§ **Material provided**:
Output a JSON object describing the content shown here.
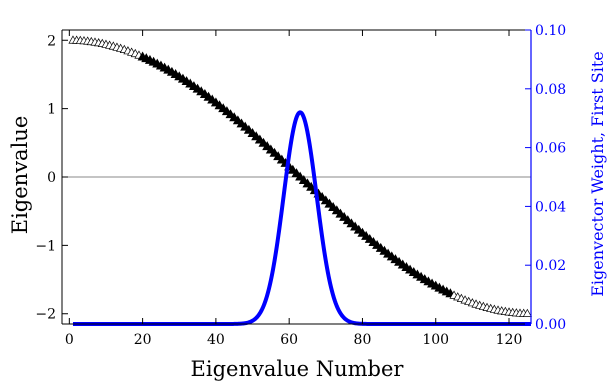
{
  "chart_data": {
    "type": "scatter",
    "title": "",
    "xlabel": "Eigenvalue Number",
    "ylabel": "Eigenvalue",
    "y2label": "Eigenvector Weight, First Site",
    "xlim": [
      -2,
      126
    ],
    "ylim": [
      -2.15,
      2.15
    ],
    "y2lim": [
      0,
      0.1
    ],
    "x_ticks": [
      0,
      20,
      40,
      60,
      80,
      100,
      120
    ],
    "y_ticks": [
      -2,
      -1,
      0,
      1,
      2
    ],
    "y_tick_labels": [
      "−2",
      "−1",
      "0",
      "1",
      "2"
    ],
    "y2_ticks": [
      0,
      0.02,
      0.04,
      0.06,
      0.08,
      0.1
    ],
    "y2_tick_labels": [
      "0.00",
      "0.02",
      "0.04",
      "0.06",
      "0.08",
      "0.10"
    ],
    "zero_line_y": 0,
    "colors": {
      "axes": "#000000",
      "right_axis": "#0000ff",
      "weight_curve": "#0000ff",
      "markers": "#000000"
    },
    "series": [
      {
        "kind": "eigenvalues",
        "marker": "open-triangle-up",
        "n": 125,
        "x_range": [
          1,
          125
        ],
        "values_formula": "2*cos(pi*k/126), k = 1..125",
        "filled_range": [
          20,
          104
        ]
      },
      {
        "kind": "eigenvector-weight",
        "axis": "right",
        "line": "solid",
        "peak_x": 63,
        "peak_value": 0.072,
        "width_sigma": 4.5,
        "baseline": 0
      }
    ]
  }
}
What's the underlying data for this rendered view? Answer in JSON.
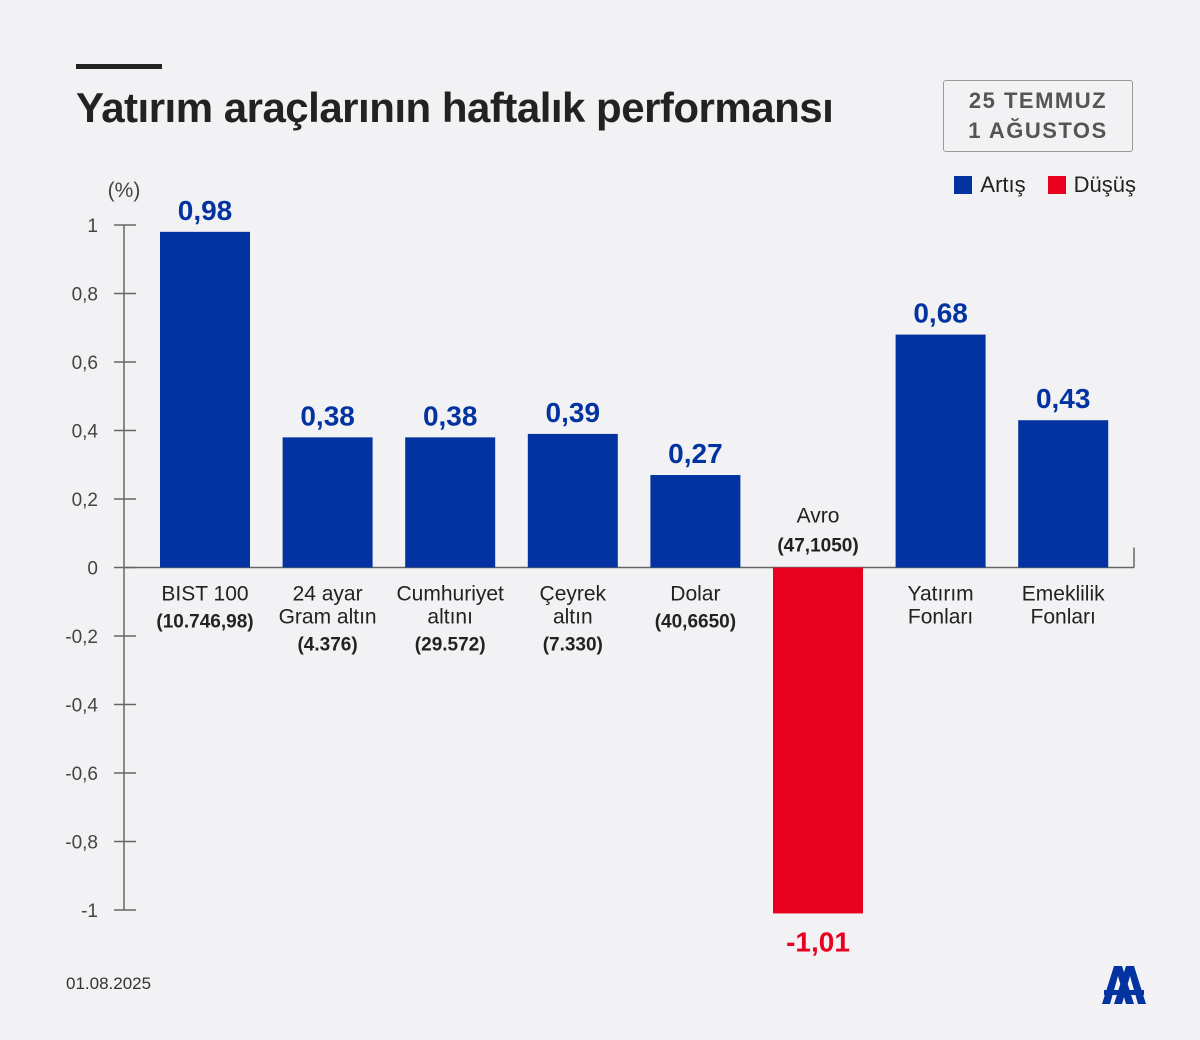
{
  "header": {
    "title": "Yatırım araçlarının haftalık performansı",
    "period_line1": "25 TEMMUZ",
    "period_line2": "1 AĞUSTOS"
  },
  "legend": {
    "increase_label": "Artış",
    "decrease_label": "Düşüş"
  },
  "footer": {
    "date": "01.08.2025",
    "logo_text": "AA"
  },
  "colors": {
    "increase": "#0233a0",
    "decrease": "#e8001f",
    "axis": "#666666",
    "tick_label": "#444444"
  },
  "chart_data": {
    "type": "bar",
    "ylabel": "(%)",
    "ylim": [
      -1,
      1
    ],
    "yticks": [
      "1",
      "0,8",
      "0,6",
      "0,4",
      "0,2",
      "0",
      "-0,2",
      "-0,4",
      "-0,6",
      "-0,8",
      "-1"
    ],
    "ytick_values": [
      1,
      0.8,
      0.6,
      0.4,
      0.2,
      0,
      -0.2,
      -0.4,
      -0.6,
      -0.8,
      -1
    ],
    "bars": [
      {
        "label": [
          "BIST 100"
        ],
        "sub": "(10.746,98)",
        "value": 0.98,
        "value_label": "0,98"
      },
      {
        "label": [
          "24 ayar",
          "Gram altın"
        ],
        "sub": "(4.376)",
        "value": 0.38,
        "value_label": "0,38"
      },
      {
        "label": [
          "Cumhuriyet",
          "altını"
        ],
        "sub": "(29.572)",
        "value": 0.38,
        "value_label": "0,38"
      },
      {
        "label": [
          "Çeyrek",
          "altın"
        ],
        "sub": "(7.330)",
        "value": 0.39,
        "value_label": "0,39"
      },
      {
        "label": [
          "Dolar"
        ],
        "sub": "(40,6650)",
        "value": 0.27,
        "value_label": "0,27"
      },
      {
        "label": [
          "Avro"
        ],
        "sub": "(47,1050)",
        "value": -1.01,
        "value_label": "-1,01"
      },
      {
        "label": [
          "Yatırım",
          "Fonları"
        ],
        "sub": "",
        "value": 0.68,
        "value_label": "0,68"
      },
      {
        "label": [
          "Emeklilik",
          "Fonları"
        ],
        "sub": "",
        "value": 0.43,
        "value_label": "0,43"
      }
    ]
  }
}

§ **What is required**: Filter out all lines lacking the word "Yatırım" and copy the rest.

§ **Correct output**:
    "title": "Yatırım araçlarının haftalık performansı",
          "Yatırım",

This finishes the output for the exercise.